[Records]
****

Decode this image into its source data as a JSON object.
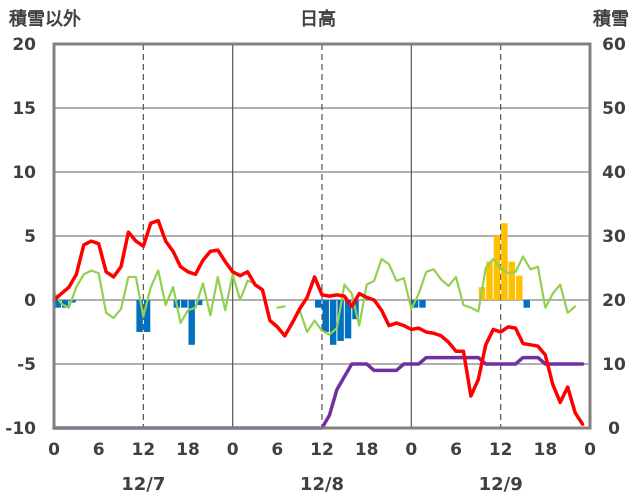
{
  "chart_data": {
    "type": "line",
    "title": "日高",
    "y_left_label": "積雪以外",
    "y_right_label": "積雪",
    "y_left_range": [
      -10,
      20
    ],
    "y_right_range": [
      0,
      60
    ],
    "y_left_ticks": [
      "20",
      "15",
      "10",
      "5",
      "0",
      "-5",
      "-10"
    ],
    "y_right_ticks": [
      "60",
      "50",
      "40",
      "30",
      "20",
      "10",
      "0"
    ],
    "x_range_hours": [
      0,
      72
    ],
    "x_ticks": [
      "0",
      "6",
      "12",
      "18",
      "0",
      "6",
      "12",
      "18",
      "0",
      "6",
      "12",
      "18",
      "0"
    ],
    "date_labels": [
      "12/7",
      "12/8",
      "12/9"
    ],
    "colors": {
      "temperature": "#ff0000",
      "wind": "#92d050",
      "precipitation_rain": "#0070c0",
      "precipitation_snow": "#ffc000",
      "snow_depth": "#7030a0",
      "frame": "#808080"
    },
    "series": [
      {
        "key": "temperature",
        "axis": "left",
        "style": "thick-line",
        "x": [
          0,
          1,
          2,
          3,
          4,
          5,
          6,
          7,
          8,
          9,
          10,
          11,
          12,
          13,
          14,
          15,
          16,
          17,
          18,
          19,
          20,
          21,
          22,
          23,
          24,
          25,
          26,
          27,
          28,
          29,
          30,
          31,
          32,
          33,
          34,
          35,
          36,
          37,
          38,
          39,
          40,
          41,
          42,
          43,
          44,
          45,
          46,
          47,
          48,
          49,
          50,
          51,
          52,
          53,
          54,
          55,
          56,
          57,
          58,
          59,
          60,
          61,
          62,
          63,
          64,
          65,
          66,
          67,
          68,
          69,
          70,
          71
        ],
        "values": [
          0,
          0.5,
          1,
          2,
          4.3,
          4.6,
          4.4,
          2.2,
          1.8,
          2.6,
          5.3,
          4.6,
          4.2,
          6,
          6.2,
          4.6,
          3.8,
          2.6,
          2.2,
          2,
          3.1,
          3.8,
          3.9,
          3,
          2.2,
          1.9,
          2.2,
          1.2,
          0.8,
          -1.6,
          -2.1,
          -2.8,
          -1.8,
          -0.7,
          0.2,
          1.8,
          0.4,
          0.3,
          0.4,
          0.3,
          -0.5,
          0.5,
          0.2,
          0,
          -0.8,
          -2,
          -1.8,
          -2,
          -2.3,
          -2.2,
          -2.5,
          -2.6,
          -2.8,
          -3.3,
          -4,
          -4,
          -7.5,
          -6.2,
          -3.5,
          -2.3,
          -2.5,
          -2.1,
          -2.2,
          -3.4,
          -3.5,
          -3.6,
          -4.3,
          -6.6,
          -8,
          -6.8,
          -8.8,
          -9.7
        ]
      },
      {
        "key": "wind",
        "axis": "left",
        "style": "thin-line",
        "x": [
          0,
          1,
          2,
          3,
          4,
          5,
          6,
          7,
          8,
          9,
          10,
          11,
          12,
          13,
          14,
          15,
          16,
          17,
          18,
          19,
          20,
          21,
          22,
          23,
          24,
          25,
          26,
          27,
          28,
          29,
          30,
          31,
          32,
          33,
          34,
          35,
          36,
          37,
          38,
          39,
          40,
          41,
          42,
          43,
          44,
          45,
          46,
          47,
          48,
          49,
          50,
          51,
          52,
          53,
          54,
          55,
          56,
          57,
          58,
          59,
          60,
          61,
          62,
          63,
          64,
          65,
          66,
          67,
          68,
          69,
          70,
          71
        ],
        "values": [
          0.6,
          -0.3,
          -0.6,
          1,
          2,
          2.3,
          2.1,
          -1,
          -1.4,
          -0.7,
          1.8,
          1.8,
          -1.3,
          1,
          2.3,
          -0.4,
          1,
          -1.8,
          -0.8,
          -0.6,
          1.3,
          -1.2,
          1.8,
          -0.8,
          2,
          0,
          1.5,
          1.3,
          null,
          null,
          -0.6,
          -0.5,
          null,
          -0.8,
          -2.5,
          -1.6,
          -2.4,
          -2.7,
          -2.2,
          1.2,
          0.5,
          -2,
          1.2,
          1.5,
          3.2,
          2.8,
          1.5,
          1.7,
          -0.7,
          0.5,
          2.2,
          2.4,
          1.6,
          1.1,
          1.8,
          -0.4,
          -0.6,
          -0.9,
          2.5,
          3.2,
          2.5,
          2.1,
          2.2,
          3.4,
          2.4,
          2.6,
          -0.6,
          0.5,
          1.2,
          -1,
          -0.5,
          null
        ]
      },
      {
        "key": "precipitation_rain",
        "axis": "left",
        "style": "bar-down",
        "x": [
          0,
          1,
          2,
          11,
          12,
          16,
          17,
          18,
          19,
          35,
          36,
          37,
          38,
          39,
          40,
          48,
          49,
          63
        ],
        "values": [
          0.6,
          0.6,
          0.2,
          2.5,
          2.5,
          0.6,
          0.6,
          3.5,
          0.4,
          0.6,
          2.5,
          3.5,
          3.2,
          3,
          1.5,
          0.6,
          0.6,
          0.6
        ]
      },
      {
        "key": "precipitation_snow",
        "axis": "left",
        "style": "bar-up",
        "x": [
          57,
          58,
          59,
          60,
          61,
          62
        ],
        "values": [
          1,
          3,
          5,
          6,
          3,
          1.9
        ]
      },
      {
        "key": "snow_depth",
        "axis": "right",
        "style": "thick-line",
        "x": [
          0,
          36,
          37,
          38,
          39,
          40,
          41,
          42,
          43,
          44,
          45,
          46,
          47,
          48,
          49,
          50,
          51,
          52,
          53,
          54,
          55,
          56,
          57,
          58,
          59,
          60,
          61,
          62,
          63,
          64,
          65,
          66,
          67,
          68,
          69,
          70,
          71
        ],
        "values": [
          0,
          0,
          2,
          6,
          8,
          10,
          10,
          10,
          9,
          9,
          9,
          9,
          10,
          10,
          10,
          11,
          11,
          11,
          11,
          11,
          11,
          11,
          11,
          10,
          10,
          10,
          10,
          10,
          11,
          11,
          11,
          10,
          10,
          10,
          10,
          10,
          10
        ]
      }
    ]
  }
}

****

[Task description] Using the listing above, pick out each line that contains the word "style", then copy it.

[Reply to the task]
        "style": "thick-line",
        "style": "thin-line",
        "style": "bar-down",
        "style": "bar-up",
        "style": "thick-line",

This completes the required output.